▶ Input material:
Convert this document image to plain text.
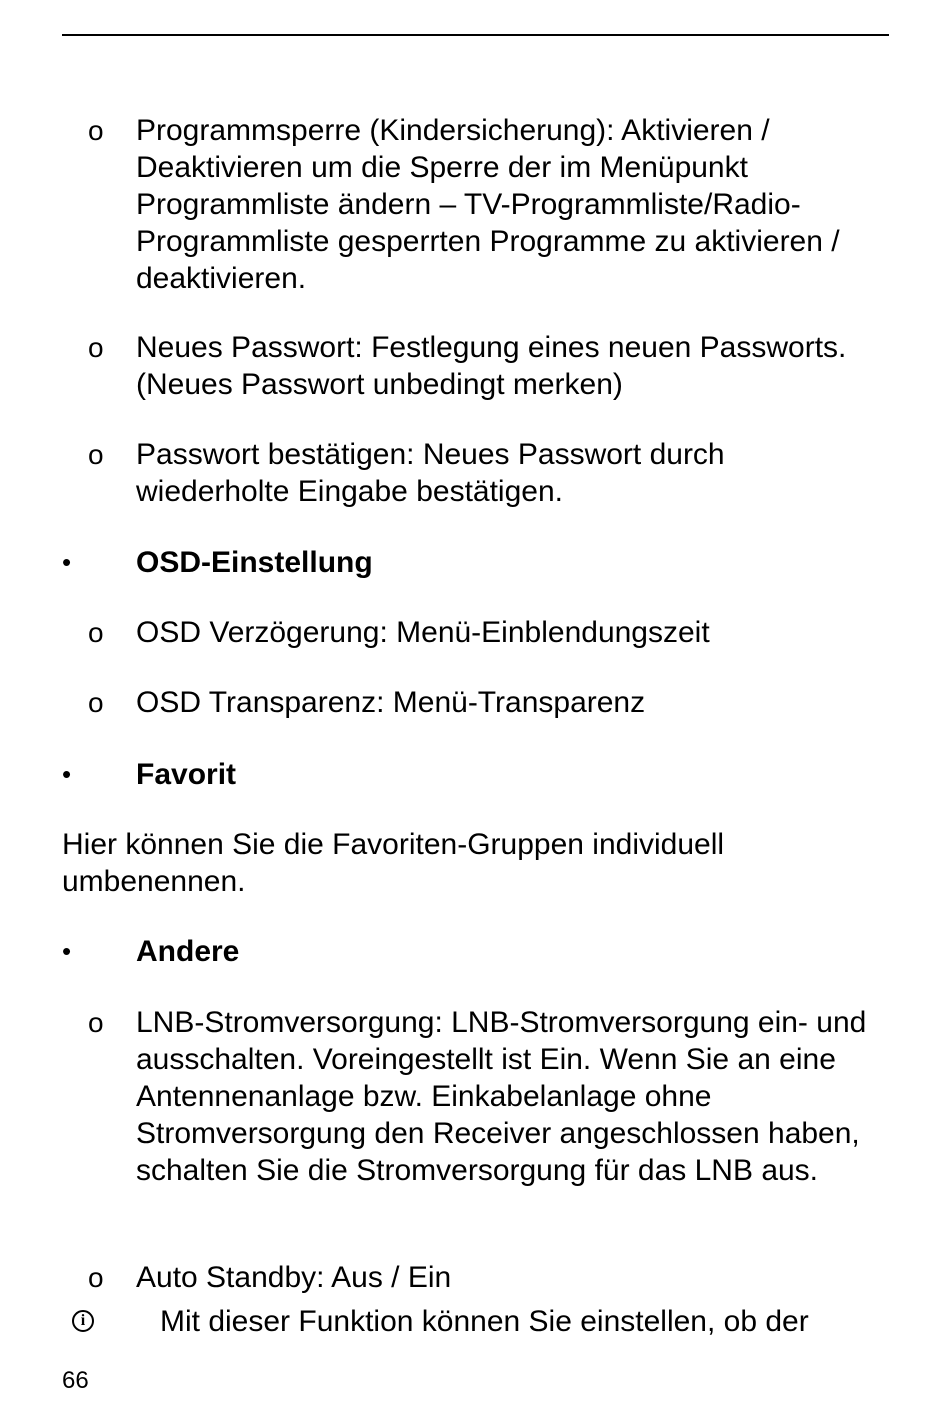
o Programmsperre (Kindersicherung): Aktivieren / Deaktivieren um die Sperre der im Menüpunkt Programmliste ändern – TV-Programmliste/Radio-Programmliste gesperrten Programme zu aktivieren / deaktivieren.
o Neues Passwort: Festlegung eines neuen Passworts. (Neues Passwort unbedingt merken)
o Passwort bestätigen: Neues Passwort durch wiederholte Eingabe bestätigen.
• OSD-Einstellung
o OSD Verzögerung: Menü-Einblendungszeit
o OSD Transparenz: Menü-Transparenz
• Favorit
Hier können Sie die Favoriten-Gruppen individuell umbenennen.
• Andere
o LNB-Stromversorgung: LNB-Stromversorgung ein- und ausschalten. Voreingestellt ist Ein. Wenn Sie an eine Antennenanlage bzw. Einkabelanlage ohne Stromversorgung den Receiver angeschlossen haben, schalten Sie die Stromversorgung für das LNB aus.
o Auto Standby: Aus / Ein
i Mit dieser Funktion können Sie einstellen, ob der
66
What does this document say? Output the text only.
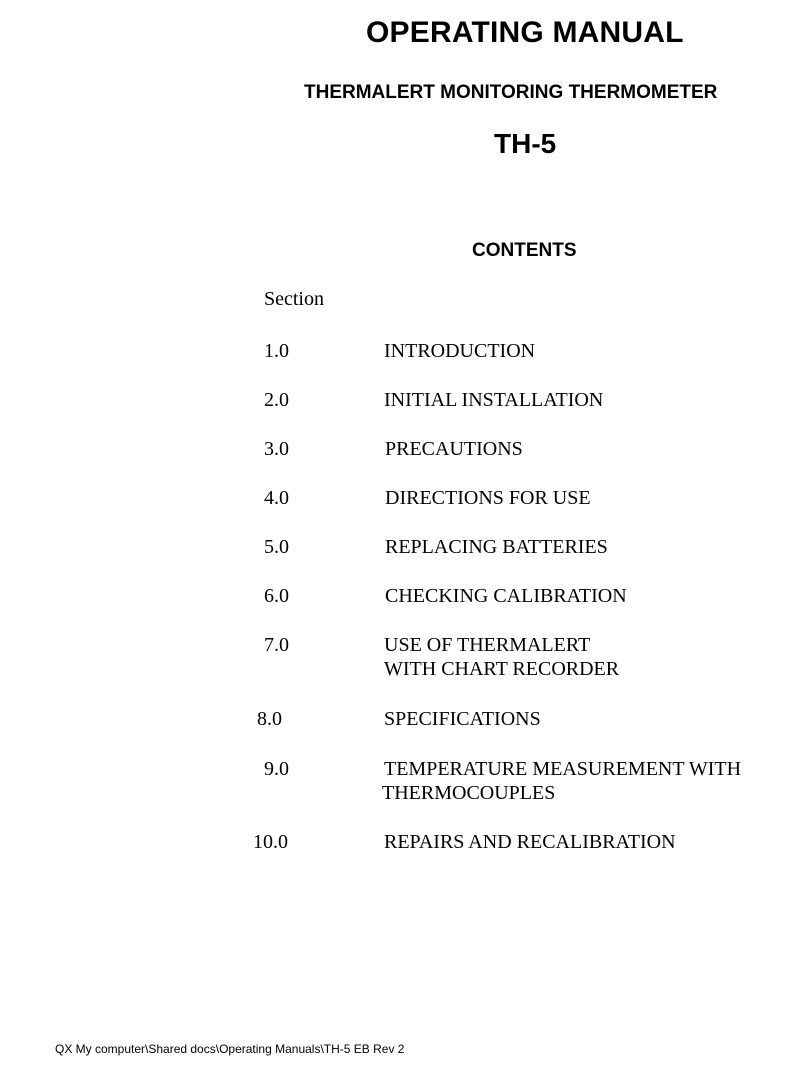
OPERATING MANUAL
THERMALERT MONITORING THERMOMETER
TH-5
CONTENTS
Section
1.0	INTRODUCTION
2.0	INITIAL INSTALLATION
3.0	PRECAUTIONS
4.0	DIRECTIONS FOR USE
5.0	REPLACING BATTERIES
6.0	CHECKING CALIBRATION
7.0	USE OF THERMALERT
WITH CHART RECORDER
8.0	SPECIFICATIONS
9.0	TEMPERATURE MEASUREMENT WITH
THERMOCOUPLES
10.0	REPAIRS AND RECALIBRATION
QX My computer\Shared docs\Operating Manuals\TH-5 EB Rev 2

▶ Required task: From the line containing "What does this" down to the last line of the data, print every line exactly and nothing else. Pictures stay out of the copy.

▶ Task response:
What does this document say? Output the text only.
OPERATING MANUAL
THERMALERT MONITORING THERMOMETER
TH-5
CONTENTS
Section
1.0	INTRODUCTION
2.0	INITIAL INSTALLATION
3.0	PRECAUTIONS
4.0	DIRECTIONS FOR USE
5.0	REPLACING BATTERIES
6.0	CHECKING CALIBRATION
7.0	USE OF THERMALERT
WITH CHART RECORDER
8.0	SPECIFICATIONS
9.0	TEMPERATURE MEASUREMENT WITH
THERMOCOUPLES
10.0	REPAIRS AND RECALIBRATION
QX My computer\Shared docs\Operating Manuals\TH-5 EB Rev 2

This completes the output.